## INFORMATION SUPPLIED
_ _ _
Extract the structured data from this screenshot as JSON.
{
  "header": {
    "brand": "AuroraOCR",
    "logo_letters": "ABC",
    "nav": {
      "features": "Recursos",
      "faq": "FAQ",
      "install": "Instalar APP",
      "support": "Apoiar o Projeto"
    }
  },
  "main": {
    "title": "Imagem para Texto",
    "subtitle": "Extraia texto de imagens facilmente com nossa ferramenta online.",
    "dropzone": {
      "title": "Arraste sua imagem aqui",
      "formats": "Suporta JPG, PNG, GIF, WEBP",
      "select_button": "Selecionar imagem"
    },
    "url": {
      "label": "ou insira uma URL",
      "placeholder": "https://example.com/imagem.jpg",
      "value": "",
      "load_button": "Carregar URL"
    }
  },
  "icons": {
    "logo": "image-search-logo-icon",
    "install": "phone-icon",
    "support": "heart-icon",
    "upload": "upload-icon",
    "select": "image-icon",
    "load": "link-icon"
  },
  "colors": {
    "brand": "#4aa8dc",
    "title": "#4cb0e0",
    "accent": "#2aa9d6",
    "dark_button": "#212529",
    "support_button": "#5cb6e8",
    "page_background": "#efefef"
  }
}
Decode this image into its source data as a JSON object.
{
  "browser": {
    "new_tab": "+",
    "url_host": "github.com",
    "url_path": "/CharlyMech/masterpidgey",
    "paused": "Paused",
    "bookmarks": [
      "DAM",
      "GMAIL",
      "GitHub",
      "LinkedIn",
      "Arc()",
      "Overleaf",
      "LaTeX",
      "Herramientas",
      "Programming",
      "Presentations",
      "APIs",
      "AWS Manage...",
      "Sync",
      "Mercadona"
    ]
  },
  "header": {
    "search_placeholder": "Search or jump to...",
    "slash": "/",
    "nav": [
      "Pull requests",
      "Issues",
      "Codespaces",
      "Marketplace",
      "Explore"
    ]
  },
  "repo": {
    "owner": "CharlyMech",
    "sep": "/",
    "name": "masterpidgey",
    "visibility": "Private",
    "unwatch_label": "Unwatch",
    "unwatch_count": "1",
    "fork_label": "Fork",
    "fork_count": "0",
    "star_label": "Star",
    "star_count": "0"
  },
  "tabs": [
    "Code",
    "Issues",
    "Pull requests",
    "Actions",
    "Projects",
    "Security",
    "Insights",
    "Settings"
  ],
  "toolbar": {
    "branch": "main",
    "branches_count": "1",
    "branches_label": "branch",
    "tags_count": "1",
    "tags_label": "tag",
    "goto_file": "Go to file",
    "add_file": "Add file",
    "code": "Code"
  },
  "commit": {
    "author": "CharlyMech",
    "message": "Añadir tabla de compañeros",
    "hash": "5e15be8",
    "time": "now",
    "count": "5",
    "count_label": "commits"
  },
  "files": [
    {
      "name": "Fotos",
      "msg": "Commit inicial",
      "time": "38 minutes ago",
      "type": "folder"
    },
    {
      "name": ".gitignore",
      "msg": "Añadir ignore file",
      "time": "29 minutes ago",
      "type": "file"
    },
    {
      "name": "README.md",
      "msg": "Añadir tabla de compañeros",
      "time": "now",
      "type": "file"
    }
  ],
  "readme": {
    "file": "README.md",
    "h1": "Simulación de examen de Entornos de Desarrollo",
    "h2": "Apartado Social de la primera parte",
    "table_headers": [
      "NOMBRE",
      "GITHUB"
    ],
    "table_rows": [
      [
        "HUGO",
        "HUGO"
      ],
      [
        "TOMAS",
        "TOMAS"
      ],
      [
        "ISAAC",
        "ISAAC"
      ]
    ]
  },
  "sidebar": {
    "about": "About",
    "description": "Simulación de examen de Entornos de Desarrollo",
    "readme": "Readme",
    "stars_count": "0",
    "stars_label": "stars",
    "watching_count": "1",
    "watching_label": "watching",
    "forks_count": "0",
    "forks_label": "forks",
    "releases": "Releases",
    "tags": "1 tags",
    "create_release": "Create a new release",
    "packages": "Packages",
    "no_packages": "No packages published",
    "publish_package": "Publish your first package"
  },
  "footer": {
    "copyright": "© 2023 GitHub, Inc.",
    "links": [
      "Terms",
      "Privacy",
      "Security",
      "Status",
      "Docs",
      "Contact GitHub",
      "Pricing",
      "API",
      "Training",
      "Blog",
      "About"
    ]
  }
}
_ _ _
## WORK TO BE COMPLETED
Each entry above is to be quoted exactly.

## COMPLETED TASK
Extract the structured data from this screenshot as JSON.
{
  "header": {
    "brand": "AuroraOCR",
    "logo_letters": "ABC",
    "nav": {
      "features": "Recursos",
      "faq": "FAQ",
      "install": "Instalar APP",
      "support": "Apoiar o Projeto"
    }
  },
  "main": {
    "title": "Imagem para Texto",
    "subtitle": "Extraia texto de imagens facilmente com nossa ferramenta online.",
    "dropzone": {
      "title": "Arraste sua imagem aqui",
      "formats": "Suporta JPG, PNG, GIF, WEBP",
      "select_button": "Selecionar imagem"
    },
    "url": {
      "label": "ou insira uma URL",
      "placeholder": "https://example.com/imagem.jpg",
      "value": "",
      "load_button": "Carregar URL"
    }
  },
  "icons": {
    "logo": "image-search-logo-icon",
    "install": "phone-icon",
    "support": "heart-icon",
    "upload": "upload-icon",
    "select": "image-icon",
    "load": "link-icon"
  },
  "colors": {
    "brand": "#4aa8dc",
    "title": "#4cb0e0",
    "accent": "#2aa9d6",
    "dark_button": "#212529",
    "support_button": "#5cb6e8",
    "page_background": "#efefef"
  }
}
Decode this image into its source data as a JSON object.
{
  "browser": {
    "new_tab": "+",
    "url_host": "github.com",
    "url_path": "/CharlyMech/masterpidgey",
    "paused": "Paused",
    "bookmarks": [
      "DAM",
      "GMAIL",
      "GitHub",
      "LinkedIn",
      "Arc()",
      "Overleaf",
      "LaTeX",
      "Herramientas",
      "Programming",
      "Presentations",
      "APIs",
      "AWS Manage...",
      "Sync",
      "Mercadona"
    ]
  },
  "header": {
    "search_placeholder": "Search or jump to...",
    "slash": "/",
    "nav": [
      "Pull requests",
      "Issues",
      "Codespaces",
      "Marketplace",
      "Explore"
    ]
  },
  "repo": {
    "owner": "CharlyMech",
    "sep": "/",
    "name": "masterpidgey",
    "visibility": "Private",
    "unwatch_label": "Unwatch",
    "unwatch_count": "1",
    "fork_label": "Fork",
    "fork_count": "0",
    "star_label": "Star",
    "star_count": "0"
  },
  "tabs": [
    "Code",
    "Issues",
    "Pull requests",
    "Actions",
    "Projects",
    "Security",
    "Insights",
    "Settings"
  ],
  "toolbar": {
    "branch": "main",
    "branches_count": "1",
    "branches_label": "branch",
    "tags_count": "1",
    "tags_label": "tag",
    "goto_file": "Go to file",
    "add_file": "Add file",
    "code": "Code"
  },
  "commit": {
    "author": "CharlyMech",
    "message": "Añadir tabla de compañeros",
    "hash": "5e15be8",
    "time": "now",
    "count": "5",
    "count_label": "commits"
  },
  "files": [
    {
      "name": "Fotos",
      "msg": "Commit inicial",
      "time": "38 minutes ago",
      "type": "folder"
    },
    {
      "name": ".gitignore",
      "msg": "Añadir ignore file",
      "time": "29 minutes ago",
      "type": "file"
    },
    {
      "name": "README.md",
      "msg": "Añadir tabla de compañeros",
      "time": "now",
      "type": "file"
    }
  ],
  "readme": {
    "file": "README.md",
    "h1": "Simulación de examen de Entornos de Desarrollo",
    "h2": "Apartado Social de la primera parte",
    "table_headers": [
      "NOMBRE",
      "GITHUB"
    ],
    "table_rows": [
      [
        "HUGO",
        "HUGO"
      ],
      [
        "TOMAS",
        "TOMAS"
      ],
      [
        "ISAAC",
        "ISAAC"
      ]
    ]
  },
  "sidebar": {
    "about": "About",
    "description": "Simulación de examen de Entornos de Desarrollo",
    "readme": "Readme",
    "stars_count": "0",
    "stars_label": "stars",
    "watching_count": "1",
    "watching_label": "watching",
    "forks_count": "0",
    "forks_label": "forks",
    "releases": "Releases",
    "tags": "1 tags",
    "create_release": "Create a new release",
    "packages": "Packages",
    "no_packages": "No packages published",
    "publish_package": "Publish your first package"
  },
  "footer": {
    "copyright": "© 2023 GitHub, Inc.",
    "links": [
      "Terms",
      "Privacy",
      "Security",
      "Status",
      "Docs",
      "Contact GitHub",
      "Pricing",
      "API",
      "Training",
      "Blog",
      "About"
    ]
  }
}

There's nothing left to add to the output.